* Start Recorded data *
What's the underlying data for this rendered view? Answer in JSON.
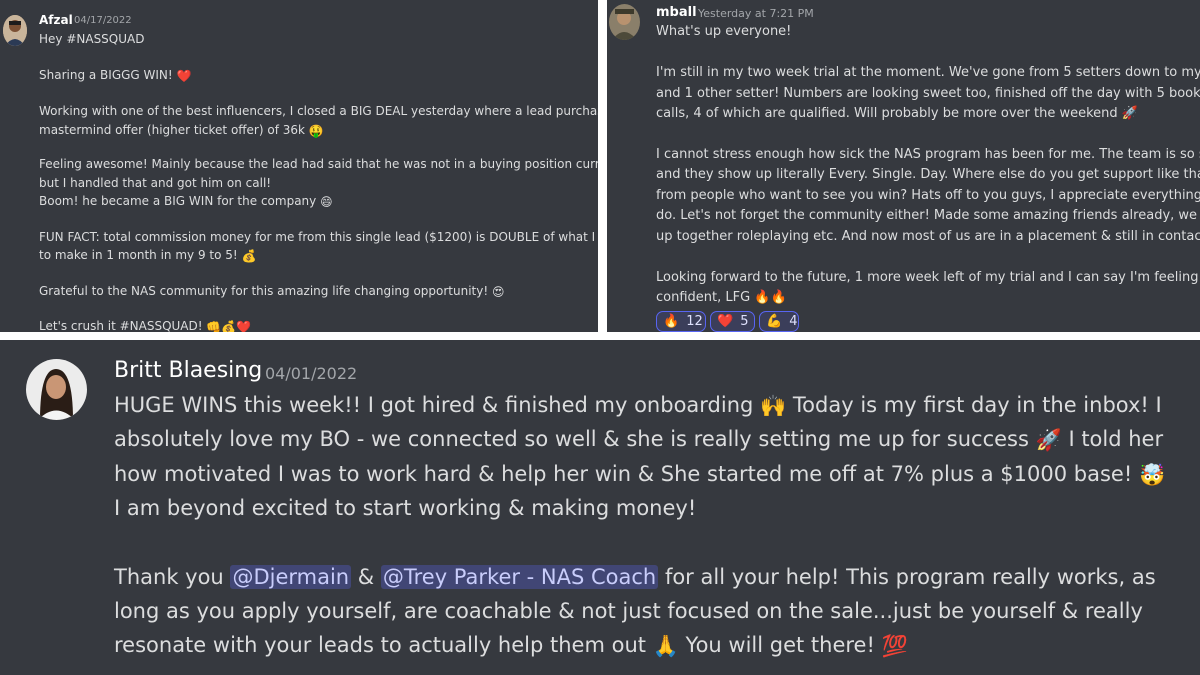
{
  "panel1": {
    "username": "Afzal",
    "timestamp": "04/17/2022",
    "lines": [
      "Hey #NASSQUAD",
      "Sharing a BIGGG WIN!",
      "Working with one of the best influencers, I closed a BIG DEAL yesterday where a lead purchased the",
      "mastermind offer (higher ticket offer) of 36k",
      "Feeling awesome! Mainly because the lead had said that he was not in a buying position currently,",
      "but I handled that and got him on call!",
      "Boom! he became a BIG WIN for the company",
      "FUN FACT: total commission money for me from this single lead ($1200) is DOUBLE of what I used",
      "to make in 1 month in my 9 to 5!",
      "Grateful to the NAS community for this amazing life changing opportunity!",
      "Let's crush it #NASSQUAD!"
    ]
  },
  "panel2": {
    "username": "mball",
    "timestamp": "Yesterday at 7:21 PM",
    "lines": [
      "What's up everyone!",
      "I'm still in my two week trial at the moment. We've gone from 5 setters down to myself",
      "and 1 other setter! Numbers are looking sweet too, finished off the day with 5 booked",
      "calls, 4 of which are qualified. Will probably be more over the weekend",
      "I cannot stress enough how sick the NAS program has been for me. The team is so solid",
      "and they show up literally Every. Single. Day. Where else do you get support like that",
      "from people who want to see you win? Hats off to you guys, I appreciate everything you",
      "do. Let's not forget the community either! Made some amazing friends already, we came",
      "up together roleplaying etc. And now most of us are in a placement & still in contact.",
      "Looking forward to the future, 1 more week left of my trial and I can say I'm feeling super",
      "confident, LFG"
    ],
    "reactions": [
      {
        "emoji": "🔥",
        "count": "12"
      },
      {
        "emoji": "❤️",
        "count": "5"
      },
      {
        "emoji": "💪",
        "count": "4"
      }
    ]
  },
  "panel3": {
    "username": "Britt Blaesing",
    "timestamp": "04/01/2022",
    "lines": [
      "HUGE WINS this week!! I got hired & finished my onboarding",
      "Today is my first day in the inbox! I",
      "absolutely love my BO - we connected so well & she is really setting me up for success",
      "I told her",
      "how motivated I was to work hard & help her win & She started me off at 7% plus a $1000 base!",
      "I am beyond excited to start working & making money!",
      "Thank you",
      "@Djermain",
      "&",
      "@Trey Parker - NAS Coach",
      "for all your help! This program really works, as",
      "long as you apply yourself, are coachable & not just focused on the sale...just be yourself & really",
      "resonate with your leads to actually help them out",
      "You will get there!"
    ]
  },
  "emojis": {
    "heart": "❤️",
    "money_face": "🤑",
    "grin": "😄",
    "money_bag": "💰",
    "heart_eyes": "😍",
    "fist": "👊",
    "rocket": "🚀",
    "fire": "🔥",
    "raised_hands": "🙌",
    "mind_blown": "🤯",
    "pray": "🙏",
    "hundred": "💯"
  },
  "colors": {
    "background": "#36393f",
    "text": "#dcddde",
    "timestamp": "#a3a6aa",
    "mention_bg": "#414675",
    "reaction_border": "#5865f2"
  }
}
* End Recorded data *
§ Work to do
From the records above, pull out every line containing the word "that".

§ Result of this task
      "Feeling awesome! Mainly because the lead had said that he was not in a buying position currently,",
      "but I handled that and got him on call!",
      "and they show up literally Every. Single. Day. Where else do you get support like that",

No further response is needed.